Recorded data
<<<<
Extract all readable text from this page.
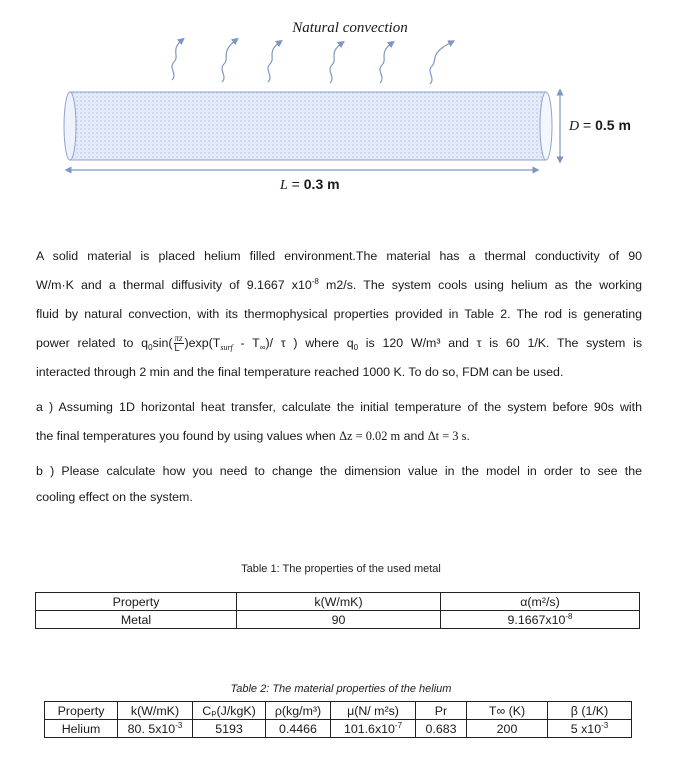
Natural convection
D = 0.5 m
L = 0.3 m
A solid material is placed helium filled environment.The material has a thermal conductivity of 90
W/m·K and a thermal diffusivity of 9.1667 $x10^{-8}$ m2/s. The system cools using helium as the working
fluid by natural convection, with its thermophysical properties provided in Table 2. The rod is generating
power related to $q_0\sin( \frac{\pi z}{L} )\exp(T_{surf} - T_\infty)/$ τ ) where $q_0$ is 120 W/m³ and τ is 60 1/K. The system is
interacted through 2 min and the final temperature reached 1000 K. To do so, FDM can be used.
a ) Assuming 1D horizontal heat transfer, calculate the initial temperature of the system before 90s with
the final temperatures you found by using values when Δz = 0.02 m and Δt = 3 s.
b ) Please calculate how you need to change the dimension value in the model in order to see the
cooling effect on the system.
Table 1: The properties of the used metal
Property	k(W/mK)	α(m²/s)
Metal	90	$9.1667x10^{-8}$
Table 2: The material properties of the helium
Property	k(W/mK)	Cₚ(J/kgK)	ρ(kg/m³)	μ(N/ m²s)	Pr	T∞ (K)	β (1/K)
Helium	80. $5x10^{-3}$	5193	0.4466	$101.6x10^{-7}$	0.683	200	5 $x10^{-3}$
>>>>
Pictures are to be left out; the records above must be repeated word for word.

RESULT>
Extract all readable text from this page.
Natural convection
D = 0.5 m
L = 0.3 m
A solid material is placed helium filled environment.The material has a thermal conductivity of 90
W/m·K and a thermal diffusivity of 9.1667 $x10^{-8}$ m2/s. The system cools using helium as the working
fluid by natural convection, with its thermophysical properties provided in Table 2. The rod is generating
power related to $q_0\sin( \frac{\pi z}{L} )\exp(T_{surf} - T_\infty)/$ τ ) where $q_0$ is 120 W/m³ and τ is 60 1/K. The system is
interacted through 2 min and the final temperature reached 1000 K. To do so, FDM can be used.
a ) Assuming 1D horizontal heat transfer, calculate the initial temperature of the system before 90s with
the final temperatures you found by using values when Δz = 0.02 m and Δt = 3 s.
b ) Please calculate how you need to change the dimension value in the model in order to see the
cooling effect on the system.
Table 1: The properties of the used metal
Property	k(W/mK)	α(m²/s)
Metal	90	$9.1667x10^{-8}$
Table 2: The material properties of the helium
Property	k(W/mK)	Cₚ(J/kgK)	ρ(kg/m³)	μ(N/ m²s)	Pr	T∞ (K)	β (1/K)
Helium	80. $5x10^{-3}$	5193	0.4466	$101.6x10^{-7}$	0.683	200	5 $x10^{-3}$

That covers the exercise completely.